# WHAT TO WORK ON
Select, from the material below, each line with "times" in it.

(Dataset items)
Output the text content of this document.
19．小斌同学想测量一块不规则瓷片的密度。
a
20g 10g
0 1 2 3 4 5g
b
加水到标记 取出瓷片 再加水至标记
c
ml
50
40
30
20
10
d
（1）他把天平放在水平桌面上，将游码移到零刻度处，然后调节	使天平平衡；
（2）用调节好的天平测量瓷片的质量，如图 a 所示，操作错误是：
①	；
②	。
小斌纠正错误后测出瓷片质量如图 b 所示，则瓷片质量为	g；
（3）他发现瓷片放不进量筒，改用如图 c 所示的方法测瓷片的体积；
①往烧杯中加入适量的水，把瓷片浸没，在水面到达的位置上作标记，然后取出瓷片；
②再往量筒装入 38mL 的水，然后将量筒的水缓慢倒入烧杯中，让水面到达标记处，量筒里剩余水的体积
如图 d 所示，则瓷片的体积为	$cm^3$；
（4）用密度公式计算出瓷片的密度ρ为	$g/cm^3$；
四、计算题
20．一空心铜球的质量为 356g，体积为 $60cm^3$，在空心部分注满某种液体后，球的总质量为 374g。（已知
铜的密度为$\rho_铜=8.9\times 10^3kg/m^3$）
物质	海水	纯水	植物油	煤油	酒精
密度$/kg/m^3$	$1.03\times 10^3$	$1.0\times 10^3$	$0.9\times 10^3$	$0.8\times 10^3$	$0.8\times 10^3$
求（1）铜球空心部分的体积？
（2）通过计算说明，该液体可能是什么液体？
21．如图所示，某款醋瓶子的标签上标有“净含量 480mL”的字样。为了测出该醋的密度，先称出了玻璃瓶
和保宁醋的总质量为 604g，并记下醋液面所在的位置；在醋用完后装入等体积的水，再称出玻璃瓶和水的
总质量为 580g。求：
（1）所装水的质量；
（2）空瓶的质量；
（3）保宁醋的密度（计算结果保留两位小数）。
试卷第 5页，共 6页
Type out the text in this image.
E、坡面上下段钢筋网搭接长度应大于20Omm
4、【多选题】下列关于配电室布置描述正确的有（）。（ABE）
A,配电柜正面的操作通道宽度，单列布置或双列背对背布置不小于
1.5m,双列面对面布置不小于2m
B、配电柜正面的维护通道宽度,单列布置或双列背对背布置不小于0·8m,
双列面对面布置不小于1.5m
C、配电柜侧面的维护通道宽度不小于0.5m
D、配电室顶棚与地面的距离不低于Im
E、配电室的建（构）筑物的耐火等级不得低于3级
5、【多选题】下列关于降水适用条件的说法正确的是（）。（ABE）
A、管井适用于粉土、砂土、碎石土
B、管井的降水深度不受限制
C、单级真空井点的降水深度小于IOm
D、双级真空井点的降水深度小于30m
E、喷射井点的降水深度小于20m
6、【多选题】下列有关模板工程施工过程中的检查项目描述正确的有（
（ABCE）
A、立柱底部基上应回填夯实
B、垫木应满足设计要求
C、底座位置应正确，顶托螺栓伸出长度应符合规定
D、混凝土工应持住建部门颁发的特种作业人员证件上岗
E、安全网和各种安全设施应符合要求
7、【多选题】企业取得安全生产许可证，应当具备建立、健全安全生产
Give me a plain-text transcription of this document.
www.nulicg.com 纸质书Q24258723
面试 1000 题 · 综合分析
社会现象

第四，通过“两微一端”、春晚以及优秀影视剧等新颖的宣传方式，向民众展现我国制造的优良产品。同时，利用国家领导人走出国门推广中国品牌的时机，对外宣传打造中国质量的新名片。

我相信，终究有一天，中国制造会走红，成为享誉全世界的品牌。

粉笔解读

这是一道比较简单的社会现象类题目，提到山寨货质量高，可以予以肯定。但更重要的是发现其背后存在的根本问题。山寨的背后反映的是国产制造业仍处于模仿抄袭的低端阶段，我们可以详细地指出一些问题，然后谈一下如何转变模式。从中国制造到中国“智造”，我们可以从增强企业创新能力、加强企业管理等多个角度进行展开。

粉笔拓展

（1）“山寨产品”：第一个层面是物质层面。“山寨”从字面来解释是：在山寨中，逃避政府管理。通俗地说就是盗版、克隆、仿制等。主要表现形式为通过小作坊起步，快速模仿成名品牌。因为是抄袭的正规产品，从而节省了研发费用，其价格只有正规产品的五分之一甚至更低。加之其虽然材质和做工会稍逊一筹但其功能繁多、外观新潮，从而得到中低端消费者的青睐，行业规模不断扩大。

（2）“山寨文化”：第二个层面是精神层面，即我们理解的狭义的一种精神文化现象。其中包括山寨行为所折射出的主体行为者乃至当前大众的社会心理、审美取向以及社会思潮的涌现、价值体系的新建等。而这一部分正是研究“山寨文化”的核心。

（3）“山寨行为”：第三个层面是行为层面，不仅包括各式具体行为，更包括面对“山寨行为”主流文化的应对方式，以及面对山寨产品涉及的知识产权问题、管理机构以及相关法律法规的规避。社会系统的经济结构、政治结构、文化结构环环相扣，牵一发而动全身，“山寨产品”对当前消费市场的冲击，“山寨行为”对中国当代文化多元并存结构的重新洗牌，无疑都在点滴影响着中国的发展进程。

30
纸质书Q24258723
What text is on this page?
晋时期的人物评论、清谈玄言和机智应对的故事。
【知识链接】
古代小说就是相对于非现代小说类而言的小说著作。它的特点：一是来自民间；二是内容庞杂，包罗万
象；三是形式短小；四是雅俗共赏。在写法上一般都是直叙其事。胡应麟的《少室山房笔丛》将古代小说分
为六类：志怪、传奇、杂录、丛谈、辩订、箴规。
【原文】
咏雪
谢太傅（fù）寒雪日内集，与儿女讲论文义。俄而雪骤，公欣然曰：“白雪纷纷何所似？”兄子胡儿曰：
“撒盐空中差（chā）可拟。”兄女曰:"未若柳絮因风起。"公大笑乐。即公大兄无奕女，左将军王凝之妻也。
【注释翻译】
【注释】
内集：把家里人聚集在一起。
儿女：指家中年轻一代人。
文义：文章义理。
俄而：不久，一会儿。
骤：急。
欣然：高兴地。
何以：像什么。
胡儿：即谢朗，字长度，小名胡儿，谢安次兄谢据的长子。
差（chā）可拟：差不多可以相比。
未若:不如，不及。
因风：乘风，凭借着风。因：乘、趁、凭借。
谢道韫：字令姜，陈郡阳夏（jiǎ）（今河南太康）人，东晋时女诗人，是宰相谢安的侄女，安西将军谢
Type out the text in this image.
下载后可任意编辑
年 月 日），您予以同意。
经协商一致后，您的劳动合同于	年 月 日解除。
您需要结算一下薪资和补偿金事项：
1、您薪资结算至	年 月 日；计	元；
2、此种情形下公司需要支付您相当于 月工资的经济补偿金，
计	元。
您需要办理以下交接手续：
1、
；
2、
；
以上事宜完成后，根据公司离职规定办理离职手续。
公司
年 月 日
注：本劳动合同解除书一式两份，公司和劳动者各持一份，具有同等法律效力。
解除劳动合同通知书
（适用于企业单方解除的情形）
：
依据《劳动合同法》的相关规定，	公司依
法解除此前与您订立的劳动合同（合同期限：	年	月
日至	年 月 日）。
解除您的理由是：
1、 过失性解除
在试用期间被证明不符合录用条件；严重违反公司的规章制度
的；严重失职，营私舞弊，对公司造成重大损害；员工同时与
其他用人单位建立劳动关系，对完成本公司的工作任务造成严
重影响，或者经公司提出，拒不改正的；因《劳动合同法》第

# CORRECT OUTPUT
铜的密度为$\rho_铜=8.9\times 10^3kg/m^3$）
密度$/kg/m^3$	$1.03\times 10^3$	$1.0\times 10^3$	$0.9\times 10^3$	$0.8\times 10^3$	$0.8\times 10^3$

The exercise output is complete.